▶ _Written request_
Pick out each line with the word "JSON" from the material that follows.

▶ _Exercise inputs_
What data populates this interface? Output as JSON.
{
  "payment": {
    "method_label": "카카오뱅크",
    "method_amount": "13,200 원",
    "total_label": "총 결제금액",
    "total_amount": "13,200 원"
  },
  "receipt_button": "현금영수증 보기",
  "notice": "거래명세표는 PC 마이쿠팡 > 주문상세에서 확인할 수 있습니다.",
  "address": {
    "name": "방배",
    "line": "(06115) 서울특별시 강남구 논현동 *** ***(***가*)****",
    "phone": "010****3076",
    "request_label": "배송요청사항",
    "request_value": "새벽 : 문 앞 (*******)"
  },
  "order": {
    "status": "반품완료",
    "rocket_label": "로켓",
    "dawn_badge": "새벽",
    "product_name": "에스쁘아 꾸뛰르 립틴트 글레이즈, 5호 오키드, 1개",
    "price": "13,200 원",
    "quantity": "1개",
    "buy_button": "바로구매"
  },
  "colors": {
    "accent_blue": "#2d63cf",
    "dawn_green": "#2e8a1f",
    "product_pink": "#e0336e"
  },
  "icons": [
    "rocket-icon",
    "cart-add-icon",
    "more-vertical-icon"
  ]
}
--
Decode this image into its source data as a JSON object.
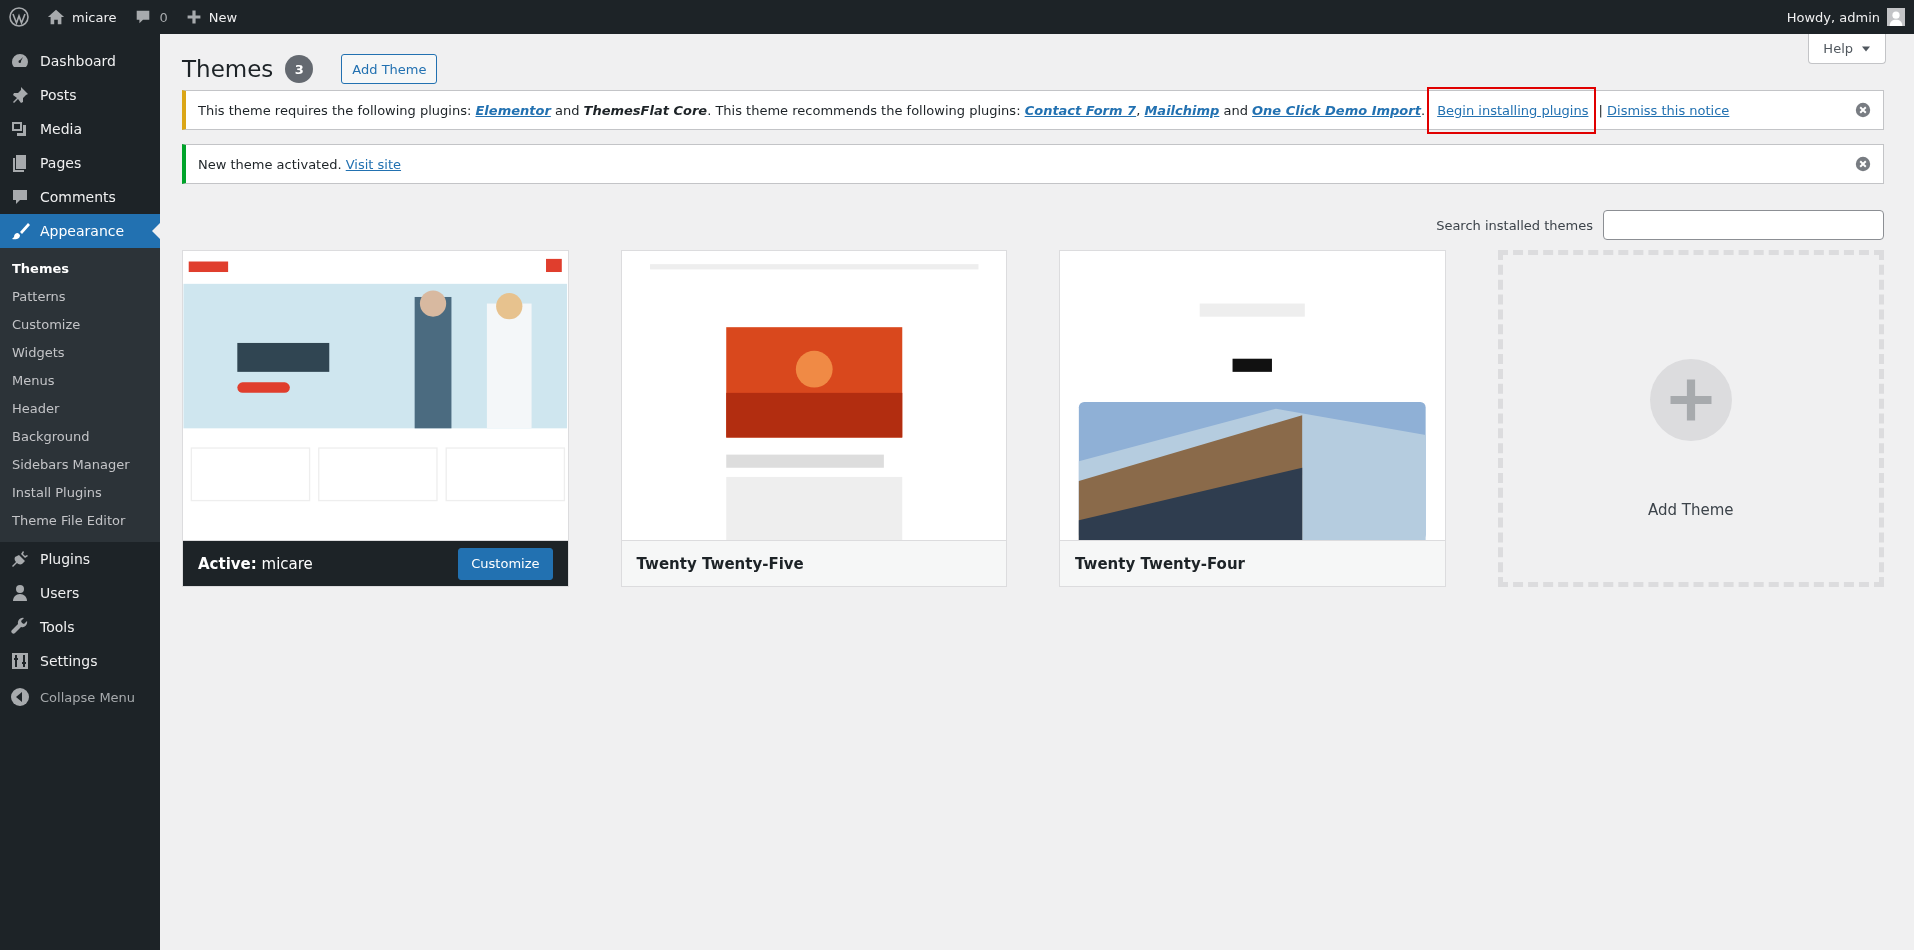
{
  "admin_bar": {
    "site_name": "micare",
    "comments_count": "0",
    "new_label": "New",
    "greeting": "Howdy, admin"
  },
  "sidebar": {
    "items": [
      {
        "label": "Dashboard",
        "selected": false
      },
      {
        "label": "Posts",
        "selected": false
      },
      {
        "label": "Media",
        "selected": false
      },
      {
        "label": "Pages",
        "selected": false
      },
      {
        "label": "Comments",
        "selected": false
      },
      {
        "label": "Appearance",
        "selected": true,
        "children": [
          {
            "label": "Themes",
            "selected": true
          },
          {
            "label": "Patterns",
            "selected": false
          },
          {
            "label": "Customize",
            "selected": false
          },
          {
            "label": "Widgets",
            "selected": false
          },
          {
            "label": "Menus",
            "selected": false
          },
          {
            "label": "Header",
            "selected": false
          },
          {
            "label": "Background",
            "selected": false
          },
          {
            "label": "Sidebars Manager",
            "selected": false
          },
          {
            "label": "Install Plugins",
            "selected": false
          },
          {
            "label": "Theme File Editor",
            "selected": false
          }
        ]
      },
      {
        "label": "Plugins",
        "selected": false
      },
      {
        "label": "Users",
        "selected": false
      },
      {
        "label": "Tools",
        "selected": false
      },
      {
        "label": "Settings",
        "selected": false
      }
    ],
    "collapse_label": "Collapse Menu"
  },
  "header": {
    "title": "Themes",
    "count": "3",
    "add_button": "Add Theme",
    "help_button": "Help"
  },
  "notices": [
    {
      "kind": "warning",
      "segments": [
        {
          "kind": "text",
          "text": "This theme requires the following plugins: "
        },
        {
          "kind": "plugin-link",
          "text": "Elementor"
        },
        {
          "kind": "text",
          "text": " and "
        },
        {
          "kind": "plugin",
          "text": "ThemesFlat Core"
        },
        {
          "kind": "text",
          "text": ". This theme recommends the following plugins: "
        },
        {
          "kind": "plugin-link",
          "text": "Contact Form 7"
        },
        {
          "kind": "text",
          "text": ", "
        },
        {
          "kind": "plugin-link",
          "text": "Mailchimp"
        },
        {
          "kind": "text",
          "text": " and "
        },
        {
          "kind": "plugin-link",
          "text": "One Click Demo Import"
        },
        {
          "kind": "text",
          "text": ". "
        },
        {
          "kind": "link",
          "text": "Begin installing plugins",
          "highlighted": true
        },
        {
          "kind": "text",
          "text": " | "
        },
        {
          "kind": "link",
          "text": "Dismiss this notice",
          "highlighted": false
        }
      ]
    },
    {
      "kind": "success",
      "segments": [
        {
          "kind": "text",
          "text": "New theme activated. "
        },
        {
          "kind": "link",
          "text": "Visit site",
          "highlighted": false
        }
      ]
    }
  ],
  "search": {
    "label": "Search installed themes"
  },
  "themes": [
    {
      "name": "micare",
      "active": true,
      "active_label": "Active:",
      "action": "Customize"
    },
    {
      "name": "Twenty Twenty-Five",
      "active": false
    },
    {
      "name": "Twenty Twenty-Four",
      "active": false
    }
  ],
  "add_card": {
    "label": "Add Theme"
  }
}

▶ _Full solution_
What data populates this interface? Output as JSON.
Decode this image into its source data as a JSON object.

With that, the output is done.